[Start of RAW RECORDS]

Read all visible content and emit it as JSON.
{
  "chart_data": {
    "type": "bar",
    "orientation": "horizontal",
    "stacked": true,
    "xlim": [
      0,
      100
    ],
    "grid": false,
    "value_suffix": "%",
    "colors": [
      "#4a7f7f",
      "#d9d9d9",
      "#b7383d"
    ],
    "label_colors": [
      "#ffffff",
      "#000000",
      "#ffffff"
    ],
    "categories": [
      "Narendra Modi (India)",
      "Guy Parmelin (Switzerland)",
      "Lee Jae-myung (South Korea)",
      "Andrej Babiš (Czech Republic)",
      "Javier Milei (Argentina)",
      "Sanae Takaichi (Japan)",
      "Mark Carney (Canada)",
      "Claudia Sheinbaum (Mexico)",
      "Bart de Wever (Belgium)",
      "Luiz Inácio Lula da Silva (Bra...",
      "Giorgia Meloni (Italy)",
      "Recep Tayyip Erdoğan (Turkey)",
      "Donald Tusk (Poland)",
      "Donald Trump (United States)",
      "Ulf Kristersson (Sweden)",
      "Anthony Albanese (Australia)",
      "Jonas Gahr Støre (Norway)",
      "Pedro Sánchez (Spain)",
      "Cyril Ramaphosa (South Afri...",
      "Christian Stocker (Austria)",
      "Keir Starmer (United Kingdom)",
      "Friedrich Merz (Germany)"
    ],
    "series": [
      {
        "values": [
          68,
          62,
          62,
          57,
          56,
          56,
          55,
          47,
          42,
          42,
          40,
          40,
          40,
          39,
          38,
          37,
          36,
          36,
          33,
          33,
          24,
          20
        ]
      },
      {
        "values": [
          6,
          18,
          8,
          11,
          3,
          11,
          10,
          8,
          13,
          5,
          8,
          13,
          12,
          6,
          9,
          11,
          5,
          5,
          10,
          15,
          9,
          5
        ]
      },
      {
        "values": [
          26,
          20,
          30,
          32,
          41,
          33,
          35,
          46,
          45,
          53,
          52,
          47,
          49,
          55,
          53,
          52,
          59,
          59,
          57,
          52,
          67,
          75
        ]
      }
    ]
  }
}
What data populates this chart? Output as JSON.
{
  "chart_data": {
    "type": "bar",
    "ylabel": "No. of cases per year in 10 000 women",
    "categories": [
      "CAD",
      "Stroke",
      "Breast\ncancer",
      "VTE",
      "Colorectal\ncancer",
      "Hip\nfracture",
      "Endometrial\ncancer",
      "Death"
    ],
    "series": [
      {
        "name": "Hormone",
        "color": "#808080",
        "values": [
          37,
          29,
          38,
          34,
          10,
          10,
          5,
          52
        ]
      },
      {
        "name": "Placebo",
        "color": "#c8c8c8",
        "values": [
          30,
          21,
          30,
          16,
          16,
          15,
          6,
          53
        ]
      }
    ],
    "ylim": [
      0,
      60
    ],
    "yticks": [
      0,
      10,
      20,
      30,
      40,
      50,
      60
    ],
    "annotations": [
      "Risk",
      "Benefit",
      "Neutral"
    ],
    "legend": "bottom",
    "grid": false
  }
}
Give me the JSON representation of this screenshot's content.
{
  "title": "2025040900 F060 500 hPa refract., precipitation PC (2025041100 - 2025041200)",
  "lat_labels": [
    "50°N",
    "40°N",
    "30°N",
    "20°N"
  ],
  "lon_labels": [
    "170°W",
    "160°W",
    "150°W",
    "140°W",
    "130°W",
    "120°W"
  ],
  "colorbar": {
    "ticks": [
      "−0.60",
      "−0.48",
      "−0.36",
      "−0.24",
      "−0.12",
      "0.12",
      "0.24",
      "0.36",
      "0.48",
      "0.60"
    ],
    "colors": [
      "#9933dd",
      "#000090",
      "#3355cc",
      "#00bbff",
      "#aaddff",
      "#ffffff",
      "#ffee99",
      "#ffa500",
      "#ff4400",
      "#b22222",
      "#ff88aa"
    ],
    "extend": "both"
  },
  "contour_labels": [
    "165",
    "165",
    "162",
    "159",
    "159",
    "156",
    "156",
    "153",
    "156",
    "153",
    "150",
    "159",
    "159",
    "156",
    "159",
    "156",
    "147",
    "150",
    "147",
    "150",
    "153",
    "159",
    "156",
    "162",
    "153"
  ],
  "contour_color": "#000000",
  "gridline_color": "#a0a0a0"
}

[End of RAW RECORDS]

▶ **PROBLEM DETAILS**: Copy every line above that includes the string "Donald".

▶ **WRITTEN SOLUTION**:
      "Donald Tusk (Poland)",
      "Donald Trump (United States)",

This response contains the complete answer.